─── Data supplied ───

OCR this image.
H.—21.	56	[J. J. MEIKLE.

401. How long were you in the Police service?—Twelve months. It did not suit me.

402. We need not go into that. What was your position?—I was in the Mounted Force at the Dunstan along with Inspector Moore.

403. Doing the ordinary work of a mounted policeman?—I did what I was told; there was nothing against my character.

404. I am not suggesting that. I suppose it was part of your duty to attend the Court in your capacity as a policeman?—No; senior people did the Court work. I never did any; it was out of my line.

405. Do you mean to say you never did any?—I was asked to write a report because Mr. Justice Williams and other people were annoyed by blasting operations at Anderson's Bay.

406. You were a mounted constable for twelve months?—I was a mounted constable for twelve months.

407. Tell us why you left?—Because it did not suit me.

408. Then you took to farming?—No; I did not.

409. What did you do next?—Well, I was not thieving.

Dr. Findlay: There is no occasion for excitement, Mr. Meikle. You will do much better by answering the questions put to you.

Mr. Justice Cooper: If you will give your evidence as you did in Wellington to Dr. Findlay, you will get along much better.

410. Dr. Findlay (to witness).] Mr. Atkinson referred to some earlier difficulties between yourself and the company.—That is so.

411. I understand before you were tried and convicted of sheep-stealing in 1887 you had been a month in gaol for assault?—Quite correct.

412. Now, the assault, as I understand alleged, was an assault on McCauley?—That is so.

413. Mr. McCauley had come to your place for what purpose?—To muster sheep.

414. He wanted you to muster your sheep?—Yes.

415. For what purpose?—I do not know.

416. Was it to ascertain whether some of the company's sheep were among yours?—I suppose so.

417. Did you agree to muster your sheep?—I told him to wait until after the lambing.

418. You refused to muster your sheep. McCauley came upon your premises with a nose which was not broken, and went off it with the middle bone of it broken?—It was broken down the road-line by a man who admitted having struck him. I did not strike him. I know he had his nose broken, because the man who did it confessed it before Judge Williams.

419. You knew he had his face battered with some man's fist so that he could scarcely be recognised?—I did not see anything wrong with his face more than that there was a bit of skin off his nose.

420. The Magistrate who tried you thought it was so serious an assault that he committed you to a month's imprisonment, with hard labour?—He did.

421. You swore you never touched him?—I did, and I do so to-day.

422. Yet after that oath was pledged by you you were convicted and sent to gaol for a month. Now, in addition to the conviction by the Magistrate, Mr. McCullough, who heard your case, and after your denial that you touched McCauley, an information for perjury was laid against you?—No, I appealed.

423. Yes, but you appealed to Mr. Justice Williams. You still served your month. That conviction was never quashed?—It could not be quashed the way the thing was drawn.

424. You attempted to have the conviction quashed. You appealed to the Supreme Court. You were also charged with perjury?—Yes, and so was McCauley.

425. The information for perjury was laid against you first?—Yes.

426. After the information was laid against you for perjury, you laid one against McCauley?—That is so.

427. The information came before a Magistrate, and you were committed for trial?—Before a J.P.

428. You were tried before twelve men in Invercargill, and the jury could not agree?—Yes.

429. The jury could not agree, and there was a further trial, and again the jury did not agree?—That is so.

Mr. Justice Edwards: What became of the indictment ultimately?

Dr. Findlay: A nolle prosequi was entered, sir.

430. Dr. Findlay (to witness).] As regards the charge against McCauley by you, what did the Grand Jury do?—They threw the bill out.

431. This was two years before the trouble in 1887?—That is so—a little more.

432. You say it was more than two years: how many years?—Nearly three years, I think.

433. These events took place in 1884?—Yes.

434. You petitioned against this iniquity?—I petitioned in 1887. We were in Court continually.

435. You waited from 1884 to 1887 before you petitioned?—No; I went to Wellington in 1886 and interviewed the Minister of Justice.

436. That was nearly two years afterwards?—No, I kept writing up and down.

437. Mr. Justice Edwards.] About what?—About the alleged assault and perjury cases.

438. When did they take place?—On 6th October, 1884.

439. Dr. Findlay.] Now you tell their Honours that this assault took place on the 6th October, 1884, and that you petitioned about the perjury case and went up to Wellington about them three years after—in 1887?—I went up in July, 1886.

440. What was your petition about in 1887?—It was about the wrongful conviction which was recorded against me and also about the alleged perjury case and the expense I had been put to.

───

> Task prompt:
Reproduce the data in its entirety, matching each character.

> Result for this task:
OCR this image.
H.—21.	56	[J. J. MEIKLE.

401. How long were you in the Police service?—Twelve months. It did not suit me.

402. We need not go into that. What was your position?—I was in the Mounted Force at the Dunstan along with Inspector Moore.

403. Doing the ordinary work of a mounted policeman?—I did what I was told; there was nothing against my character.

404. I am not suggesting that. I suppose it was part of your duty to attend the Court in your capacity as a policeman?—No; senior people did the Court work. I never did any; it was out of my line.

405. Do you mean to say you never did any?—I was asked to write a report because Mr. Justice Williams and other people were annoyed by blasting operations at Anderson's Bay.

406. You were a mounted constable for twelve months?—I was a mounted constable for twelve months.

407. Tell us why you left?—Because it did not suit me.

408. Then you took to farming?—No; I did not.

409. What did you do next?—Well, I was not thieving.

Dr. Findlay: There is no occasion for excitement, Mr. Meikle. You will do much better by answering the questions put to you.

Mr. Justice Cooper: If you will give your evidence as you did in Wellington to Dr. Findlay, you will get along much better.

410. Dr. Findlay (to witness).] Mr. Atkinson referred to some earlier difficulties between yourself and the company.—That is so.

411. I understand before you were tried and convicted of sheep-stealing in 1887 you had been a month in gaol for assault?—Quite correct.

412. Now, the assault, as I understand alleged, was an assault on McCauley?—That is so.

413. Mr. McCauley had come to your place for what purpose?—To muster sheep.

414. He wanted you to muster your sheep?—Yes.

415. For what purpose?—I do not know.

416. Was it to ascertain whether some of the company's sheep were among yours?—I suppose so.

417. Did you agree to muster your sheep?—I told him to wait until after the lambing.

418. You refused to muster your sheep. McCauley came upon your premises with a nose which was not broken, and went off it with the middle bone of it broken?—It was broken down the road-line by a man who admitted having struck him. I did not strike him. I know he had his nose broken, because the man who did it confessed it before Judge Williams.

419. You knew he had his face battered with some man's fist so that he could scarcely be recognised?—I did not see anything wrong with his face more than that there was a bit of skin off his nose.

420. The Magistrate who tried you thought it was so serious an assault that he committed you to a month's imprisonment, with hard labour?—He did.

421. You swore you never touched him?—I did, and I do so to-day.

422. Yet after that oath was pledged by you you were convicted and sent to gaol for a month. Now, in addition to the conviction by the Magistrate, Mr. McCullough, who heard your case, and after your denial that you touched McCauley, an information for perjury was laid against you?—No, I appealed.

423. Yes, but you appealed to Mr. Justice Williams. You still served your month. That conviction was never quashed?—It could not be quashed the way the thing was drawn.

424. You attempted to have the conviction quashed. You appealed to the Supreme Court. You were also charged with perjury?—Yes, and so was McCauley.

425. The information for perjury was laid against you first?—Yes.

426. After the information was laid against you for perjury, you laid one against McCauley?—That is so.

427. The information came before a Magistrate, and you were committed for trial?—Before a J.P.

428. You were tried before twelve men in Invercargill, and the jury could not agree?—Yes.

429. The jury could not agree, and there was a further trial, and again the jury did not agree?—That is so.

Mr. Justice Edwards: What became of the indictment ultimately?

Dr. Findlay: A nolle prosequi was entered, sir.

430. Dr. Findlay (to witness).] As regards the charge against McCauley by you, what did the Grand Jury do?—They threw the bill out.

431. This was two years before the trouble in 1887?—That is so—a little more.

432. You say it was more than two years: how many years?—Nearly three years, I think.

433. These events took place in 1884?—Yes.

434. You petitioned against this iniquity?—I petitioned in 1887. We were in Court continually.

435. You waited from 1884 to 1887 before you petitioned?—No; I went to Wellington in 1886 and interviewed the Minister of Justice.

436. That was nearly two years afterwards?—No, I kept writing up and down.

437. Mr. Justice Edwards.] About what?—About the alleged assault and perjury cases.

438. When did they take place?—On 6th October, 1884.

439. Dr. Findlay.] Now you tell their Honours that this assault took place on the 6th October, 1884, and that you petitioned about the perjury case and went up to Wellington about them three years after—in 1887?—I went up in July, 1886.

440. What was your petition about in 1887?—It was about the wrongful conviction which was recorded against me and also about the alleged perjury case and the expense I had been put to.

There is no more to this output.